## DESCRIPTION OF THE TASK
Find each line holding "rows" and copy it out.

---

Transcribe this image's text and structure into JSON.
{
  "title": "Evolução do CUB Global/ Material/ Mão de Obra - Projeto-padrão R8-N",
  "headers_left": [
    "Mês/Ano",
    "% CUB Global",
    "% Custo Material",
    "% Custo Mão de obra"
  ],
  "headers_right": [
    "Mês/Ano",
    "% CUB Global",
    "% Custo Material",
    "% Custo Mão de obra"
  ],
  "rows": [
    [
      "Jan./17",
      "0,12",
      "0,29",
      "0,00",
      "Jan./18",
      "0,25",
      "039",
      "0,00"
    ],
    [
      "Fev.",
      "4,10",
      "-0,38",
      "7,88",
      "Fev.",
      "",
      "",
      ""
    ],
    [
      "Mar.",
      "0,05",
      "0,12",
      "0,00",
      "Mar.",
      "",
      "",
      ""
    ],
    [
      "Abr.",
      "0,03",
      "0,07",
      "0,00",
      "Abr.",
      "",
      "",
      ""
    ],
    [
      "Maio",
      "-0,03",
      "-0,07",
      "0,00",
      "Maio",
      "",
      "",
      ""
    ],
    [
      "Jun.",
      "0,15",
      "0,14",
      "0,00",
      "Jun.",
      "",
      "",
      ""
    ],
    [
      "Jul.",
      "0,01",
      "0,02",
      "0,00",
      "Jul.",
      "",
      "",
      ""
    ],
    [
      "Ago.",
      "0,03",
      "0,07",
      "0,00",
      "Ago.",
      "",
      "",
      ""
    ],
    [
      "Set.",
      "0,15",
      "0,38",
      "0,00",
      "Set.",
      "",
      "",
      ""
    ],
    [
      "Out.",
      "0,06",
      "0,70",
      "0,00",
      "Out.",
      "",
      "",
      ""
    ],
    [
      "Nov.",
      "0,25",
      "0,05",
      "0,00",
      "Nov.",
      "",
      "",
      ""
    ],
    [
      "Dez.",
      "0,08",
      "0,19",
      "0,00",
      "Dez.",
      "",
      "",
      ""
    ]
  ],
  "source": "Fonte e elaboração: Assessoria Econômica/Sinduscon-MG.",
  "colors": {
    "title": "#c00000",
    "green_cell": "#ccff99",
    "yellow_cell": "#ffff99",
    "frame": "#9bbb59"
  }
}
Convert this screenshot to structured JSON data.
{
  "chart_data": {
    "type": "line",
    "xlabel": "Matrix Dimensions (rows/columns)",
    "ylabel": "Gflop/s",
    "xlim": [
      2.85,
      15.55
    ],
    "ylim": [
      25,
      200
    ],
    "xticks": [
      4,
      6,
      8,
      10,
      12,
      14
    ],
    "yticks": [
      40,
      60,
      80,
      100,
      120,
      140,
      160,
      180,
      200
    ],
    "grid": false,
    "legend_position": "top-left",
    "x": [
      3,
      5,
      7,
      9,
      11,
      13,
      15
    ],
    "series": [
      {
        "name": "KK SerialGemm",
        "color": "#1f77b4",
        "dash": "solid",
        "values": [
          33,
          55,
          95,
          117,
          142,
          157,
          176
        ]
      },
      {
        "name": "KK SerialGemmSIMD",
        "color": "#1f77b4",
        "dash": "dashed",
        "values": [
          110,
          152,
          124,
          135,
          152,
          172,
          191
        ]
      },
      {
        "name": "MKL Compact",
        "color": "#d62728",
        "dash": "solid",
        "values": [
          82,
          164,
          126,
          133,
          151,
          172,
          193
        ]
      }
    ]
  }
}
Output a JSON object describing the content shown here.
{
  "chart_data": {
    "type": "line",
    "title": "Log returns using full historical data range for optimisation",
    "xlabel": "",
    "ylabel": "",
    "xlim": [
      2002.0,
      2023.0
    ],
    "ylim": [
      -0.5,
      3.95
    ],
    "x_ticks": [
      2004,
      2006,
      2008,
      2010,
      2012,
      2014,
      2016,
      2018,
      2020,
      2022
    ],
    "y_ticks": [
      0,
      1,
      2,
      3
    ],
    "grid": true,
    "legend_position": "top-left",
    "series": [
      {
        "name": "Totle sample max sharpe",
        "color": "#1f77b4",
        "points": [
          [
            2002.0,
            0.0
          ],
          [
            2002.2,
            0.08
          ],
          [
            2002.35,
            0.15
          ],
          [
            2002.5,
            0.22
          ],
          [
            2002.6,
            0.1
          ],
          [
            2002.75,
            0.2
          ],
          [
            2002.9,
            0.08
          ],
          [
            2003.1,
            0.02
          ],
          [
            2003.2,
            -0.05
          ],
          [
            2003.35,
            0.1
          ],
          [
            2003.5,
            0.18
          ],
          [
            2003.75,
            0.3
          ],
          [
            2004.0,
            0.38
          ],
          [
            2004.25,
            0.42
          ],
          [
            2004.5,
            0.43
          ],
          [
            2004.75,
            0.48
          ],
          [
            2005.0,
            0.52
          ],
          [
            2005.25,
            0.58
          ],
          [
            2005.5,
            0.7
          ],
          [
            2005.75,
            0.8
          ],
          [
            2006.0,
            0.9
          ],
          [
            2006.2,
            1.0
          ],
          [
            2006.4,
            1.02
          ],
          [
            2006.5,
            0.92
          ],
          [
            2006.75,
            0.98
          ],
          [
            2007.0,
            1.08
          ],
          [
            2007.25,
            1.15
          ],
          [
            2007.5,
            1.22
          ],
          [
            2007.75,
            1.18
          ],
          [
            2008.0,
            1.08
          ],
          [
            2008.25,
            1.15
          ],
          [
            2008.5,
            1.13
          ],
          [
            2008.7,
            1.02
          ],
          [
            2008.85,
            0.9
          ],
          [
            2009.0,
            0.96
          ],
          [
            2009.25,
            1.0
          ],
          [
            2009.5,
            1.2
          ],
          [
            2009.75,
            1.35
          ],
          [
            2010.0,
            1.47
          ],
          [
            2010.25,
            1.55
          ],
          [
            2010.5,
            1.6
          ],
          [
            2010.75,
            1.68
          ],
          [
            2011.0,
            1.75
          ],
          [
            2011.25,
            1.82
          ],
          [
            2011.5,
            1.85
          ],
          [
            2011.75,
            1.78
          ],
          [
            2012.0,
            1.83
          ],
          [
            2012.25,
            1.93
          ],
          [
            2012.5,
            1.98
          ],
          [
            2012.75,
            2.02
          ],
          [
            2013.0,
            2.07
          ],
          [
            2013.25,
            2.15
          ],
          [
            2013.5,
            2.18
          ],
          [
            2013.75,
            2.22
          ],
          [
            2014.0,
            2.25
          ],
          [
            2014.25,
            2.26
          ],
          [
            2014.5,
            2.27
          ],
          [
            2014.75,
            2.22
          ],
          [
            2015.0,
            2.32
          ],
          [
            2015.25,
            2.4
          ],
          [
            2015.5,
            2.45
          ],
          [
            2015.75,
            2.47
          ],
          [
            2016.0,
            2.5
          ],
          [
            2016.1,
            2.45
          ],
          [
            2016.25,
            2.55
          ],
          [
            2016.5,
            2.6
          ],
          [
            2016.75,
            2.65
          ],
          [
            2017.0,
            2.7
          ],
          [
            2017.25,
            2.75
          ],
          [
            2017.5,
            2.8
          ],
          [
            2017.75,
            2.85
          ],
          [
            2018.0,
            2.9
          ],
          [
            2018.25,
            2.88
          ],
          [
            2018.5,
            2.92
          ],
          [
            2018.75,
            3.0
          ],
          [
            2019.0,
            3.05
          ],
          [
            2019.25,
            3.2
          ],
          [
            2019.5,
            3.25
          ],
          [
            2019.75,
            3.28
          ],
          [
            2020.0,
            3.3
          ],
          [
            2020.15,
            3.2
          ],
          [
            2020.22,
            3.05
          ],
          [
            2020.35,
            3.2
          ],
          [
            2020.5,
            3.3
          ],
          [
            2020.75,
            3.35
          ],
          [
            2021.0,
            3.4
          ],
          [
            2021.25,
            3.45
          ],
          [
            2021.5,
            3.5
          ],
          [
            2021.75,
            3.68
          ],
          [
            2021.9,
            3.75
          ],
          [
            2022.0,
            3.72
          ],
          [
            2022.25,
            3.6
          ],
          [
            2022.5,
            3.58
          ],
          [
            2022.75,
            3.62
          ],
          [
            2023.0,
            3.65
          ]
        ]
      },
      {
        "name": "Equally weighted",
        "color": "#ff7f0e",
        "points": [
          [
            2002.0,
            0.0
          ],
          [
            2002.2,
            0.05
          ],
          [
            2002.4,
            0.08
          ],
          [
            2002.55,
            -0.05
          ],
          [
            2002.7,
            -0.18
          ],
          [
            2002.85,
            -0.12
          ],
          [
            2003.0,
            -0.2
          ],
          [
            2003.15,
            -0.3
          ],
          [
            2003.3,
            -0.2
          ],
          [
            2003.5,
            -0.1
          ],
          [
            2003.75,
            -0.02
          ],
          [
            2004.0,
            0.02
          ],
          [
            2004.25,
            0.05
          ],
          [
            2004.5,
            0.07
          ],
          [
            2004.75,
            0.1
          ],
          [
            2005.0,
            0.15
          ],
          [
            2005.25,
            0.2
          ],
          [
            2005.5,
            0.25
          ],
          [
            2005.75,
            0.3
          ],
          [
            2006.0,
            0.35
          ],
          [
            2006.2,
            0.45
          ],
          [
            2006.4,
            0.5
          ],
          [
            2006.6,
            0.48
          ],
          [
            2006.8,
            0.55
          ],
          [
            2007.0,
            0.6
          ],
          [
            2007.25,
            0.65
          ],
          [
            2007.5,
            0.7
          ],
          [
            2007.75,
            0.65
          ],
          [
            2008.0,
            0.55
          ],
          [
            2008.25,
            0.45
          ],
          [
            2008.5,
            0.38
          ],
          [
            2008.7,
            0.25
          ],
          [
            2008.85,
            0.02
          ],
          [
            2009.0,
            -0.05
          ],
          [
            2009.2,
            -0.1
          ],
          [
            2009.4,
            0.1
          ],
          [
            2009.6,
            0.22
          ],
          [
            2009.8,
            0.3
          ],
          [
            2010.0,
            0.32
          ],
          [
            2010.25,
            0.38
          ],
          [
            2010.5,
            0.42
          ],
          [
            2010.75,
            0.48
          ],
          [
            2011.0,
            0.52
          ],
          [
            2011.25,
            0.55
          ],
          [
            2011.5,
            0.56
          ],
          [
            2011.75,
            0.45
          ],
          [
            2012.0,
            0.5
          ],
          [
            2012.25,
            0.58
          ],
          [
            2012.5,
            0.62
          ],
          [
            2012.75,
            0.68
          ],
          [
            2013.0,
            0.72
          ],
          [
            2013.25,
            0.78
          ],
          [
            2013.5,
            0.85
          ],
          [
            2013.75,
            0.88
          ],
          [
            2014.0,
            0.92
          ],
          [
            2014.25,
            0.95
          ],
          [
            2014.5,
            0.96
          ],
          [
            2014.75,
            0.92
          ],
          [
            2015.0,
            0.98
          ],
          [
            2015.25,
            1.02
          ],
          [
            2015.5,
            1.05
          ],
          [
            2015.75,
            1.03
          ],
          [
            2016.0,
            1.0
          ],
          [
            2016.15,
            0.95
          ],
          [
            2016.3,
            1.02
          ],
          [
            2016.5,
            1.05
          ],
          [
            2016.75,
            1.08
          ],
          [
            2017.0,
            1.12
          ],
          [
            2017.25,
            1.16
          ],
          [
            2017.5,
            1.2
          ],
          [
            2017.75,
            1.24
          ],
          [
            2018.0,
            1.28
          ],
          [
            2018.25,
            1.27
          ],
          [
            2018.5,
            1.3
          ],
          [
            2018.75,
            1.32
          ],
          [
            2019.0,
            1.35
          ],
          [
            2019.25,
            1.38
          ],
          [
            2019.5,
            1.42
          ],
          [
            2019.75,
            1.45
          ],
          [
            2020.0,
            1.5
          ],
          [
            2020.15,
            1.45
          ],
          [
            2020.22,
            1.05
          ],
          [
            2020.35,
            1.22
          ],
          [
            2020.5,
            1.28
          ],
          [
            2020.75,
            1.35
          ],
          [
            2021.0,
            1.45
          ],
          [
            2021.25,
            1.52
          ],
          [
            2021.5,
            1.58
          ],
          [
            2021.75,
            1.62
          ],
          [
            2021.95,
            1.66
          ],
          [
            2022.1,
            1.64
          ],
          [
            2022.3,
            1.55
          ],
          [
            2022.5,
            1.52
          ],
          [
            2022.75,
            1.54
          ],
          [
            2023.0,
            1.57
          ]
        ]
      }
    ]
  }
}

---

## EXPECTED OUTPUT
  "rows": [
    "xlabel": "Matrix Dimensions (rows/columns)",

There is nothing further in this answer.